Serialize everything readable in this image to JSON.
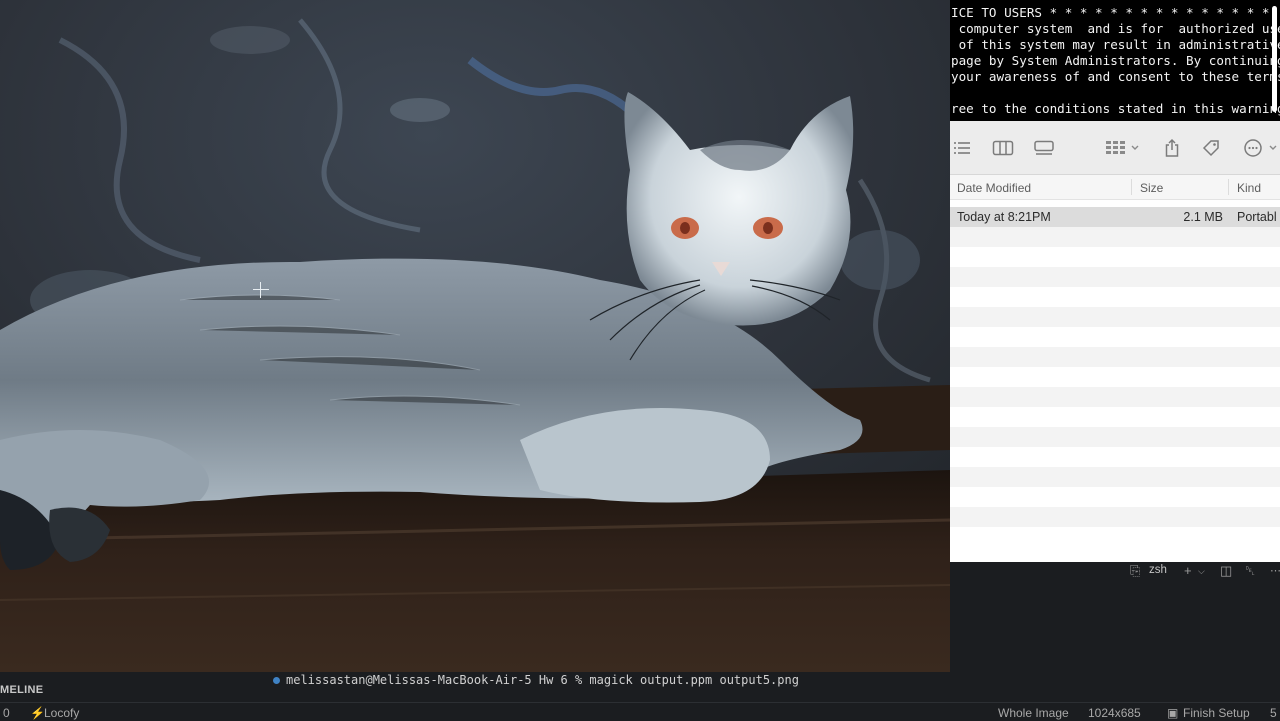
{
  "notice": {
    "lines": [
      "ICE TO USERS * * * * * * * * * * * * * * *",
      " computer system  and is for  authorized use",
      " of this system may result in administrative",
      "page by System Administrators. By continuing",
      "your awareness of and consent to these terms",
      "",
      "ree to the conditions stated in this warning"
    ]
  },
  "finder": {
    "toolbar_icons": [
      "list-view-icon",
      "column-view-icon",
      "gallery-view-icon",
      "group-icon",
      "share-icon",
      "tag-icon",
      "more-icon"
    ],
    "columns": {
      "date": "Date Modified",
      "size": "Size",
      "kind": "Kind"
    },
    "rows": [
      {
        "date": "Today at 8:21PM",
        "size": "2.1 MB",
        "kind": "Portabl"
      }
    ]
  },
  "terminal": {
    "tab_label": "zsh",
    "prompt_text": "melissastan@Melissas-MacBook-Air-5 Hw 6 % magick output.ppm output5.png"
  },
  "sidebar": {
    "section_label": "MELINE"
  },
  "statusbar": {
    "left_count": "0",
    "extension": "Locofy",
    "zoom_mode": "Whole Image",
    "dimensions": "1024x685",
    "setup": "Finish Setup",
    "cut_off": "5"
  },
  "colors": {
    "accent": "#3f82c4",
    "terminal_bg": "#000000",
    "finder_selected": "#dcdcdc"
  }
}
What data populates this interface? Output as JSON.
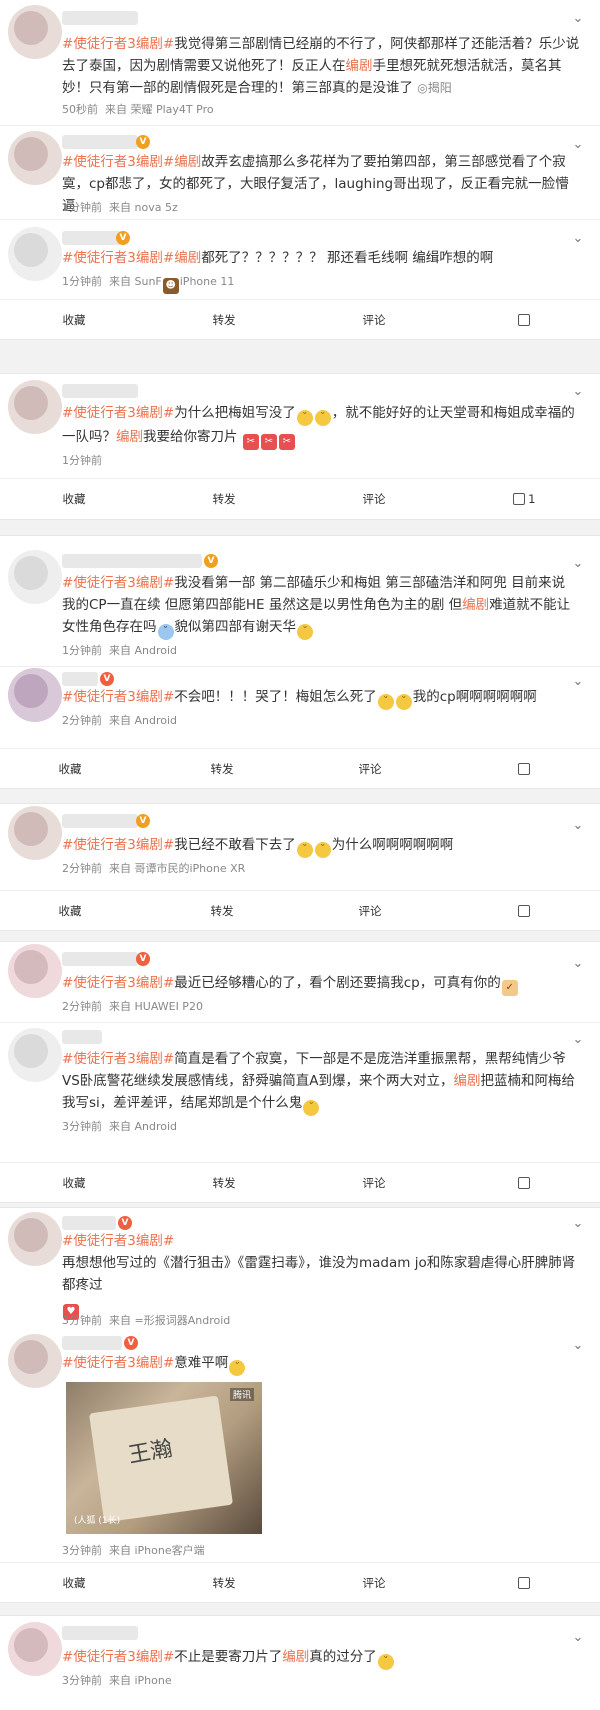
{
  "actions": {
    "collect": "收藏",
    "repost": "转发",
    "comment": "评论"
  },
  "tag": "#使徒行者3编剧#",
  "highlight": "编剧",
  "posts": [
    {
      "segments": [
        "我觉得第三部剧情已经崩的不行了，阿侠都那样了还能活着？乐少说去了泰国，因为剧情需要又说他死了！反正人在",
        "手里想死就死想活就活，莫名其妙！只有第一部的剧情假死是合理的！第三部真的是没谁了"
      ],
      "location": "揭阳",
      "time": "50秒前",
      "source": "来自 荣耀 Play4T Pro"
    },
    {
      "segments": [
        "故弄玄虚搞那么多花样为了要拍第四部，第三部感觉看了个寂寞，cp都悲了，女的都死了，大眼仔复活了，laughing哥出现了，反正看完就一脸懵逼"
      ],
      "time": "1分钟前",
      "source": "来自 nova 5z"
    },
    {
      "segments": [
        "都死了？？？？？？ 那还看毛线啊 编缉咋想的啊"
      ],
      "time": "1分钟前",
      "source_pre": "来自 SunF",
      "source_post": "iPhone 11",
      "like": ""
    },
    {
      "segments": [
        "为什么把梅姐写没了",
        "，就不能好好的让天堂哥和梅姐成幸福的一队吗？",
        "我要给你寄刀片"
      ],
      "time": "1分钟前",
      "like": "1"
    },
    {
      "segments": [
        "我没看第一部 第二部磕乐少和梅姐 第三部磕浩洋和阿兜 目前来说 我的CP一直在续 但愿第四部能HE 虽然这是以男性角色为主的剧 但",
        "难道就不能让女性角色存在吗",
        "貌似第四部有谢天华"
      ],
      "time": "1分钟前",
      "source": "来自 Android"
    },
    {
      "segments": [
        "不会吧！！！哭了！梅姐怎么死了",
        "我的cp啊啊啊啊啊啊"
      ],
      "time": "2分钟前",
      "source": "来自 Android"
    },
    {
      "segments": [
        "我已经不敢看下去了",
        "为什么啊啊啊啊啊啊"
      ],
      "time": "2分钟前",
      "source": "来自 哥谭市民的iPhone XR"
    },
    {
      "segments": [
        "最近已经够糟心的了，看个剧还要搞我cp，可真有你的"
      ],
      "time": "2分钟前",
      "source": "来自 HUAWEI P20"
    },
    {
      "segments": [
        "简直是看了个寂寞，下一部是不是庞浩洋重振黑帮，黑帮纯情少爷VS卧底警花继续发展感情线，舒舜骗简直A到爆，来个两大对立，",
        "把蓝楠和阿梅给我写si，差评差评，结尾郑凯是个什么鬼"
      ],
      "time": "3分钟前",
      "source": "来自 Android"
    },
    {
      "segments": [
        "再想想他写过的《潜行狙击》《雷霆扫毒》，谁没为madam jo和陈家碧虐得心肝脾肺肾都疼过"
      ],
      "time": "3分钟前",
      "source": "来自 =形报词器Android"
    },
    {
      "segments": [
        "意难平啊"
      ],
      "time": "3分钟前",
      "source": "来自 iPhone客户端",
      "image_caption": "(人狐 (1长)",
      "image_logo": "腾讯"
    },
    {
      "segments": [
        "不止是要寄刀片了",
        "真的过分了"
      ],
      "time": "3分钟前",
      "source": "来自 iPhone"
    }
  ]
}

———

## OBJECTIVE:
Select and copy each line from the data that includes the word "JSON".

## SOLUTION FOR THIS TASK:
Serialize everything readable in this image to JSON.
What data populates this interface? Output as JSON.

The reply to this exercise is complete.